* Given data:

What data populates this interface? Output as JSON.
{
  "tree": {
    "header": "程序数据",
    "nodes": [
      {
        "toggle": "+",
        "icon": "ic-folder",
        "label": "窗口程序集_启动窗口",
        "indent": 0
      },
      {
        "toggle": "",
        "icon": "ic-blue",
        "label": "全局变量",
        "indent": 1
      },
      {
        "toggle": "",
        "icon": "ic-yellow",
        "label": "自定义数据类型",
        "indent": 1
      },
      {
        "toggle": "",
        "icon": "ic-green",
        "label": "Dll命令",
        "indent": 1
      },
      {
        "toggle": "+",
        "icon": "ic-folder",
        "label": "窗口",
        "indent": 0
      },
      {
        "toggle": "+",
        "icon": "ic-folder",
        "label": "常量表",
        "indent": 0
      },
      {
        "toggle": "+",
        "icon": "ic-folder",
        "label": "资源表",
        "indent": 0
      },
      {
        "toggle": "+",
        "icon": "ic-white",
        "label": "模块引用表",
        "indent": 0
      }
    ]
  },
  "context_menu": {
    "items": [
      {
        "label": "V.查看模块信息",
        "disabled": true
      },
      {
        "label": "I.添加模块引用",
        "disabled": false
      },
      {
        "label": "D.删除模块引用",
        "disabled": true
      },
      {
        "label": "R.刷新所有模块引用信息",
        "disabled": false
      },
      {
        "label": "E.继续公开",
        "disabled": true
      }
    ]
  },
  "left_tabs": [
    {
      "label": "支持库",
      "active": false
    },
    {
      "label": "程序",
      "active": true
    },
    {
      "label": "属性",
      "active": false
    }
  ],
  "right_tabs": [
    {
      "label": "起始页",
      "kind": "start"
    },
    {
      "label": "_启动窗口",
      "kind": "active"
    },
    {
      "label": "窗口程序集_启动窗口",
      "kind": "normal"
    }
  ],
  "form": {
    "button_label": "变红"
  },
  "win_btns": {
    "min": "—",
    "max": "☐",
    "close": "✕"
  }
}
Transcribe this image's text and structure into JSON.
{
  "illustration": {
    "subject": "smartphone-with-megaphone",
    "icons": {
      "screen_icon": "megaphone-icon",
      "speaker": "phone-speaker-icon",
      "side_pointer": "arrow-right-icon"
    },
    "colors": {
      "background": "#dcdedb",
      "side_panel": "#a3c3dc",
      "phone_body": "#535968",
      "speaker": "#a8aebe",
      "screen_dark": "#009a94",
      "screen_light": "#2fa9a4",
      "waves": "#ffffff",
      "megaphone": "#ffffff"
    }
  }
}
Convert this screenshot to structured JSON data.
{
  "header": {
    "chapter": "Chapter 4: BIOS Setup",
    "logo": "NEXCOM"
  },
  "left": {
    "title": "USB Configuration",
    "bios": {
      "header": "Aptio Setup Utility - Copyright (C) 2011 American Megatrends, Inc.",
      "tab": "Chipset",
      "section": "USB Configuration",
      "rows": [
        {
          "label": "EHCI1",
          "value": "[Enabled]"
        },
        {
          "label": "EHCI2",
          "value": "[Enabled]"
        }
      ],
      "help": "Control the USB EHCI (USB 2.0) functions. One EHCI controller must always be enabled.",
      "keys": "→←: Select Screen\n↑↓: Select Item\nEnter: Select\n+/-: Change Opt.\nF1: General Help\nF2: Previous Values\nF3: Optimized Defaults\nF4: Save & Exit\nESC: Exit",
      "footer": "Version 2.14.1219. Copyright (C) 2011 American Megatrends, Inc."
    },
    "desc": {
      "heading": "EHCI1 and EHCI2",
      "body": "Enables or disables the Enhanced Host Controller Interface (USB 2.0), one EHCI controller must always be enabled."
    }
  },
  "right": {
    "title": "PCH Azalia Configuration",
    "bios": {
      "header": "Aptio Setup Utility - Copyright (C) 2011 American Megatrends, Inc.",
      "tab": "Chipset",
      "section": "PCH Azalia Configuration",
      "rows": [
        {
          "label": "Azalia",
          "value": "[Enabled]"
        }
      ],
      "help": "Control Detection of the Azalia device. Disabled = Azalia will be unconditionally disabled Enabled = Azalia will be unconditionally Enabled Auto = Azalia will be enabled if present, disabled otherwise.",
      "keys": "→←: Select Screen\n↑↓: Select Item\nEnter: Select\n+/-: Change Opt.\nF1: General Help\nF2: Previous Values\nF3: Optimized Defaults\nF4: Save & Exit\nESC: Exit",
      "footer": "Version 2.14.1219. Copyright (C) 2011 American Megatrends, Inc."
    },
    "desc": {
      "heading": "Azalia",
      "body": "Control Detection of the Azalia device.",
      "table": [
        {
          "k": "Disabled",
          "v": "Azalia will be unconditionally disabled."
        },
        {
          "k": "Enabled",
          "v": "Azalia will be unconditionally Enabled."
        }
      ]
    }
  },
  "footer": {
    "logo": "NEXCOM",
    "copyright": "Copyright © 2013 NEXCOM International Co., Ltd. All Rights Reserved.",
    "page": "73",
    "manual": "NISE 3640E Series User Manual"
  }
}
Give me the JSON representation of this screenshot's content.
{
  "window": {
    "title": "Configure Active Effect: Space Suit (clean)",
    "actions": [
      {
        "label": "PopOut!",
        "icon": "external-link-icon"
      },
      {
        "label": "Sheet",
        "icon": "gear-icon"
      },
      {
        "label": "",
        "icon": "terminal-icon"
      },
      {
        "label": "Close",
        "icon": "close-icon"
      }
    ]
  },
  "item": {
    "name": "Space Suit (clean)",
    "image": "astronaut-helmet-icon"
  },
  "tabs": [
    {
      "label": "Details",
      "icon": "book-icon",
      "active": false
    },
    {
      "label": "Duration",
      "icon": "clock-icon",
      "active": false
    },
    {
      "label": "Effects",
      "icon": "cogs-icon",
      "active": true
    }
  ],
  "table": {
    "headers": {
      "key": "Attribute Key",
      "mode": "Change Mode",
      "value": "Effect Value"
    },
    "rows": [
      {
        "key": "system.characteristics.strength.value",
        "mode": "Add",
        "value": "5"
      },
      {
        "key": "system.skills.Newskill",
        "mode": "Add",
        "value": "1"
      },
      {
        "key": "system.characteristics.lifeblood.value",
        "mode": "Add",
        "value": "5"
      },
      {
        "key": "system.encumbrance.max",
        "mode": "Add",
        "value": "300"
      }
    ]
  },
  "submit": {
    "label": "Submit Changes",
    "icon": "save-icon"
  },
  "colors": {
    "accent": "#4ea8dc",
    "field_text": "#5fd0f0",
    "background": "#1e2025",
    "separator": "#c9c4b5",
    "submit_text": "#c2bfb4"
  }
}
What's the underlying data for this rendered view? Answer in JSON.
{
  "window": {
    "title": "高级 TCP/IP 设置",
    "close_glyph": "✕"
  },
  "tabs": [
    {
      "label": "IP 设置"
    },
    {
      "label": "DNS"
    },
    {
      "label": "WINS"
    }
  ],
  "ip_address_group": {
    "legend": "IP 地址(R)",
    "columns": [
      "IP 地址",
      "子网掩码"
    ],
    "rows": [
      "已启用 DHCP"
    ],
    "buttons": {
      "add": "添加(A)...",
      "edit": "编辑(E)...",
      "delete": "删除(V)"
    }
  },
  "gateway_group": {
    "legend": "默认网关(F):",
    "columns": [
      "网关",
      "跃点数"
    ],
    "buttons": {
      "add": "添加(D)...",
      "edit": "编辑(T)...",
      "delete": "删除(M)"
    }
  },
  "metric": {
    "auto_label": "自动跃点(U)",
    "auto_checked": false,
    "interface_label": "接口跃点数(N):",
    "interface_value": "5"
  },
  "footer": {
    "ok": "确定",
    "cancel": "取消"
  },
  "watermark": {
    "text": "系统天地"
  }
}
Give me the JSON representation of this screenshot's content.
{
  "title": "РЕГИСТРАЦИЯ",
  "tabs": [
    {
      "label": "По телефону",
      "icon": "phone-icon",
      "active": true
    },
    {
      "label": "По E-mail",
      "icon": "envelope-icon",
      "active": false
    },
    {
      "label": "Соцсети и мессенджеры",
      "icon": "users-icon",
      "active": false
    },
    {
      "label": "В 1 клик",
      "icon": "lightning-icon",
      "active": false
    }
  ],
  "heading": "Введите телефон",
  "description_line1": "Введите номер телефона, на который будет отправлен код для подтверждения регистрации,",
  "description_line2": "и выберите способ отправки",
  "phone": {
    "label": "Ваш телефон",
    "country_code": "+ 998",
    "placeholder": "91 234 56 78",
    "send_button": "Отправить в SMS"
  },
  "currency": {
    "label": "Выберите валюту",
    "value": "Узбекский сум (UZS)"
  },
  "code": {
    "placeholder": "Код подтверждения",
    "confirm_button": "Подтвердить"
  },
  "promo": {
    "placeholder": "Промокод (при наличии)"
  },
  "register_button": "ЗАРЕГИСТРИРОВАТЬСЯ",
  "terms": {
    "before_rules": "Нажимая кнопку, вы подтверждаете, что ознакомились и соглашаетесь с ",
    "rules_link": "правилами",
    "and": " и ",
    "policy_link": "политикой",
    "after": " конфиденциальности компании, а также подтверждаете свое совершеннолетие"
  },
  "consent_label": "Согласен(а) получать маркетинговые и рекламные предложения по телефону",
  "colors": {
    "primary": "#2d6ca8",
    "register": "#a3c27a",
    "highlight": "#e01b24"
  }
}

* Problem requirements:
Copy every line of the records above that contains "title".

* The output:
    "title": "USB Configuration",
    "title": "PCH Azalia Configuration",
    "title": "Configure Active Effect: Space Suit (clean)",
    "title": "高级 TCP/IP 设置",
  "title": "РЕГИСТРАЦИЯ",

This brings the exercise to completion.